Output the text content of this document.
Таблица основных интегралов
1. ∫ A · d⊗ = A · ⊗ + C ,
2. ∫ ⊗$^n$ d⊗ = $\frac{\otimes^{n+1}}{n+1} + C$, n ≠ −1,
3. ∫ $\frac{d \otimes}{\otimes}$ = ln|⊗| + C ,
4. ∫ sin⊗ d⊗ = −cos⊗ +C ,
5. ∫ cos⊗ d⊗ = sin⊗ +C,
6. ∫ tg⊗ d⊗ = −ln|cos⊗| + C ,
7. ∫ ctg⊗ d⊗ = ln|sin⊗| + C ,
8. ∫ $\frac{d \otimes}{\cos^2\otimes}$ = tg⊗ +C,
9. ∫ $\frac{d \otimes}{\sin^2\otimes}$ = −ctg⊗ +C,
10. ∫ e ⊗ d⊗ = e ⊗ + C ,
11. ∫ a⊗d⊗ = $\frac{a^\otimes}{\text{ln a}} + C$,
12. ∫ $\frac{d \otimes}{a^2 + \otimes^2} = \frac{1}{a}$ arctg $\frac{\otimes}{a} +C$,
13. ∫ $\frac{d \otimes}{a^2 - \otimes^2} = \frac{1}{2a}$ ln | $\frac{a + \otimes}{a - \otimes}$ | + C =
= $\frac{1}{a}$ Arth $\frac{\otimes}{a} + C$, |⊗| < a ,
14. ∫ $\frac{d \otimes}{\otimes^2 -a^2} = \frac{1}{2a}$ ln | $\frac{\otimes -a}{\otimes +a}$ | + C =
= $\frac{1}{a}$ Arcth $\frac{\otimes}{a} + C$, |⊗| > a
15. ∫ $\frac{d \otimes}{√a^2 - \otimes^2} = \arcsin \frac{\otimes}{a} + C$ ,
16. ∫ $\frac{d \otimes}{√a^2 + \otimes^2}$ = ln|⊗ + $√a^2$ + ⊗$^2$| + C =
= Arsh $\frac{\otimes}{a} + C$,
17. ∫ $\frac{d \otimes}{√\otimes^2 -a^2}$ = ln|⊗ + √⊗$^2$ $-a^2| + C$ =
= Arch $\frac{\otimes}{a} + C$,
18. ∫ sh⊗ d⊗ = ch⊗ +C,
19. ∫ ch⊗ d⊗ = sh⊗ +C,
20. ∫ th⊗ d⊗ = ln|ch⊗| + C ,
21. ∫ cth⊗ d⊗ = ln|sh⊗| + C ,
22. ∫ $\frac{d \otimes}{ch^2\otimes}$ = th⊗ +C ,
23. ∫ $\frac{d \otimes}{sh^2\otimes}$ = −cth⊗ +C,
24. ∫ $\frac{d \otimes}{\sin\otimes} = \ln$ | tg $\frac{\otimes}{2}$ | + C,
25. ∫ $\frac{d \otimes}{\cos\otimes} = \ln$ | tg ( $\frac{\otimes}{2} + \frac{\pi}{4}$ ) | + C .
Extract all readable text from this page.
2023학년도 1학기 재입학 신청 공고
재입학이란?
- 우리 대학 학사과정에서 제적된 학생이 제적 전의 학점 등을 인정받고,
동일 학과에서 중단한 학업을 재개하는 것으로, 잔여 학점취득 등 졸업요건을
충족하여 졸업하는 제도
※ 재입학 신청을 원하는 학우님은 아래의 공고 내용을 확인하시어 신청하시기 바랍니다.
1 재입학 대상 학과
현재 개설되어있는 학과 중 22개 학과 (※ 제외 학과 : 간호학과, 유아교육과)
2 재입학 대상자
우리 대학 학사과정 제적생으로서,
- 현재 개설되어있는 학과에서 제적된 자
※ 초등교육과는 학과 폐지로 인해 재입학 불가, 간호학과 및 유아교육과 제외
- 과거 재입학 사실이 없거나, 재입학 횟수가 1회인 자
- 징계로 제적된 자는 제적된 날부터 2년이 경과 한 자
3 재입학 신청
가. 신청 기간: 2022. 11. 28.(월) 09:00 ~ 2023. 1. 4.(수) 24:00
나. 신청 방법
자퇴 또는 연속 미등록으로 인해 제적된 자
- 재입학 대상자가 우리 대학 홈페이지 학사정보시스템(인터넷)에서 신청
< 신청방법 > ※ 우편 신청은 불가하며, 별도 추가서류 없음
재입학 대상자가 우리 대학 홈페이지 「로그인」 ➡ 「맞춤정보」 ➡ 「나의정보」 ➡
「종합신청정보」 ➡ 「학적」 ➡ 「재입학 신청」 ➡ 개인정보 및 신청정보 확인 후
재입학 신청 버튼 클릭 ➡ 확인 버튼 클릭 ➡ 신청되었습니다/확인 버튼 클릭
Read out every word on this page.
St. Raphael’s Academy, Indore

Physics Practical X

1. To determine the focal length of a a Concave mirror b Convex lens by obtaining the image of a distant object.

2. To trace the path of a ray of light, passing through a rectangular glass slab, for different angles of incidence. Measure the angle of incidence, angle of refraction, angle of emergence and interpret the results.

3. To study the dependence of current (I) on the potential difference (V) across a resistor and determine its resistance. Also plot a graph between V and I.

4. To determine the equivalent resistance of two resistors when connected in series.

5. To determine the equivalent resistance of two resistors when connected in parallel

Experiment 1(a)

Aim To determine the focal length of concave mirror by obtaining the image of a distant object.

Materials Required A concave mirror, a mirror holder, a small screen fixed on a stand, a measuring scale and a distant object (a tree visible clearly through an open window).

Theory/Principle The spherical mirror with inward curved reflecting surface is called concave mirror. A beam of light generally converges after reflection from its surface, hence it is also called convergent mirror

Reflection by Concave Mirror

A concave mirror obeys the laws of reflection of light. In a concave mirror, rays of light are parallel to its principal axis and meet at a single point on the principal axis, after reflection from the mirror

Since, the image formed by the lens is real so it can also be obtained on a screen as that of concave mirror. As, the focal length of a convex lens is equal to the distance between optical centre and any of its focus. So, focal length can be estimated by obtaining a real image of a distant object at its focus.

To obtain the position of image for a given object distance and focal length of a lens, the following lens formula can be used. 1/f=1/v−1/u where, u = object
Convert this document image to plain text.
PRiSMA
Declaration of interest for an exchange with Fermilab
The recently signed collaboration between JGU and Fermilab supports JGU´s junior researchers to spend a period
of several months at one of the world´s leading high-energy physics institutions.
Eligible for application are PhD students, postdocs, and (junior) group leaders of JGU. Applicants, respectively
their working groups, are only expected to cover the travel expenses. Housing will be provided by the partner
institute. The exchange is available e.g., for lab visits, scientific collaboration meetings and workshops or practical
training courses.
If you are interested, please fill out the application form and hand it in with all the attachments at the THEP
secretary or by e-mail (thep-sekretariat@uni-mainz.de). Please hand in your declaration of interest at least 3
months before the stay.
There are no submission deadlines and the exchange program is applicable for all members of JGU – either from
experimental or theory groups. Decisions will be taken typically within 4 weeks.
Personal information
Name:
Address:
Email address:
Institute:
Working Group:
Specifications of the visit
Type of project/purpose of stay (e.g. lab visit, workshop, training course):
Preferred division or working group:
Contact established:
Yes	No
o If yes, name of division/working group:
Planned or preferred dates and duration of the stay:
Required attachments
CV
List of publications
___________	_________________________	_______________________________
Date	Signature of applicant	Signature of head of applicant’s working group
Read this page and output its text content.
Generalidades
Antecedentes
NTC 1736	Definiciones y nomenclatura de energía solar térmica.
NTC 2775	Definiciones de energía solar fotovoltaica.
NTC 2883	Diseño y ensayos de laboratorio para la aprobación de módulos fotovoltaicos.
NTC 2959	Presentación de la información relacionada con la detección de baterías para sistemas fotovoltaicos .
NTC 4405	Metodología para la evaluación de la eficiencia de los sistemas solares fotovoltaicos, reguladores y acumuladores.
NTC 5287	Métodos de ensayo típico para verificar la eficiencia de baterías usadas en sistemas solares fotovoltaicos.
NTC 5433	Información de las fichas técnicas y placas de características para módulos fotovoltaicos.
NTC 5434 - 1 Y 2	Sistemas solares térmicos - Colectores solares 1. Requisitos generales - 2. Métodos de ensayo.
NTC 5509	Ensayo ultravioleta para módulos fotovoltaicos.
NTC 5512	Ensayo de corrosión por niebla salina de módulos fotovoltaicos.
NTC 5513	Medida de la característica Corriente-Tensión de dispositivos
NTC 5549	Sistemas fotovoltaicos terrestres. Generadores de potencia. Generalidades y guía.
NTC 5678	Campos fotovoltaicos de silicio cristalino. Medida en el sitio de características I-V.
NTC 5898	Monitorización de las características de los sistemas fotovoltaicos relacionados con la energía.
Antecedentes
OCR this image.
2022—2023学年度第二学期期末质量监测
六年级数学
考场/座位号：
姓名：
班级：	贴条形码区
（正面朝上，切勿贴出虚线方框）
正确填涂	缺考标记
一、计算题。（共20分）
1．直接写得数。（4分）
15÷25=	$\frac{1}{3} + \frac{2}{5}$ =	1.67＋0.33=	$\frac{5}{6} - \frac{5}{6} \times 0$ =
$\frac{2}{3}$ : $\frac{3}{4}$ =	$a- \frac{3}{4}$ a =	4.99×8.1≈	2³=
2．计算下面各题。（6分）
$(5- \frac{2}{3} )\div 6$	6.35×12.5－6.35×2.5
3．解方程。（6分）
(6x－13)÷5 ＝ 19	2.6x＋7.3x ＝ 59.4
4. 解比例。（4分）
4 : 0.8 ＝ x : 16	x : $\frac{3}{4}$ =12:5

| Task |
Search the lines for the word "will" and report how many contain it, by number only.

| Answer for the task |
2